### [EXTRACTED DATA]
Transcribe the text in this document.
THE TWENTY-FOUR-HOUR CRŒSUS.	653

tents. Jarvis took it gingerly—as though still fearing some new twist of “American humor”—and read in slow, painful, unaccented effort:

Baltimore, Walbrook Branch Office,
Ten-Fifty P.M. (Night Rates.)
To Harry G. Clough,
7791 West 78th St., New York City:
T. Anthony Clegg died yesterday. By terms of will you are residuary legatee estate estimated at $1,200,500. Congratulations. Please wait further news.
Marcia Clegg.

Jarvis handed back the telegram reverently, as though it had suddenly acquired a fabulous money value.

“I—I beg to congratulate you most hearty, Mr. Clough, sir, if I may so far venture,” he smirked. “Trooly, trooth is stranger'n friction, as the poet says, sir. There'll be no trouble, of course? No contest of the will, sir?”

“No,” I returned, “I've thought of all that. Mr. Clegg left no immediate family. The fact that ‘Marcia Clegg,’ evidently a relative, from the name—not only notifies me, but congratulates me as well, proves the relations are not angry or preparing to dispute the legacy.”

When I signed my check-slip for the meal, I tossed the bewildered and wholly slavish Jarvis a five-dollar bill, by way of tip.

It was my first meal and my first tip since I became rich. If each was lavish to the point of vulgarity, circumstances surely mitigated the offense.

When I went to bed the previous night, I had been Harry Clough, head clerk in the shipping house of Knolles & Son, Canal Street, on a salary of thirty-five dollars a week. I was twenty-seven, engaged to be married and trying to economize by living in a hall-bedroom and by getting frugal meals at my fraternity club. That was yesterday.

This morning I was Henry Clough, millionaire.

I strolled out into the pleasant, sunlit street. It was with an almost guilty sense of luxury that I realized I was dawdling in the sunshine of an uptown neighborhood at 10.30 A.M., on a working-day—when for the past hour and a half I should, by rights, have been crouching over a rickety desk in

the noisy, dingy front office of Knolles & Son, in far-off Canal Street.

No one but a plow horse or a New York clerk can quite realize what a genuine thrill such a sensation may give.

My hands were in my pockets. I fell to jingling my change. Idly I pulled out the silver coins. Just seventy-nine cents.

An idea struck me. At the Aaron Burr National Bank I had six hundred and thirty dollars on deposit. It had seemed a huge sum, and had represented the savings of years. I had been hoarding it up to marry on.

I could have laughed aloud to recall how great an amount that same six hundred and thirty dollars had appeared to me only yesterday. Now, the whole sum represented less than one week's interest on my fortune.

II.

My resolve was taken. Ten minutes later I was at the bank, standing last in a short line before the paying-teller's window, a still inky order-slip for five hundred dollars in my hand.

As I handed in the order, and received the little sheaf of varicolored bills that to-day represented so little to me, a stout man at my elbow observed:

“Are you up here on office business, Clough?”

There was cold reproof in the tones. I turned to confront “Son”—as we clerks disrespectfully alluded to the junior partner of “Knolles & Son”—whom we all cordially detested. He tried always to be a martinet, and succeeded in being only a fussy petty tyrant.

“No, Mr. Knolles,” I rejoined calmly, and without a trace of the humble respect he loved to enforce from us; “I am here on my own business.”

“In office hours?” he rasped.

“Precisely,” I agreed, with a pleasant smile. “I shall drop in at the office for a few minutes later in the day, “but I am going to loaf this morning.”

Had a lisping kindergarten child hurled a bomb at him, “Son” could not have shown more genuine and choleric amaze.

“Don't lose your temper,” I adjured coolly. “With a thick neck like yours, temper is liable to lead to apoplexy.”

### [EXERCISE GOAL]
In the records above, find each line with the word "still" and copy it.

### [SOLUTION]
tents. Jarvis took it gingerly—as though still fearing some new twist of “American humor”—and read in slow, painful, unaccented effort:
My resolve was taken. Ten minutes later I was at the bank, standing last in a short line before the paying-teller's window, a still inky order-slip for five hundred dollars in my hand.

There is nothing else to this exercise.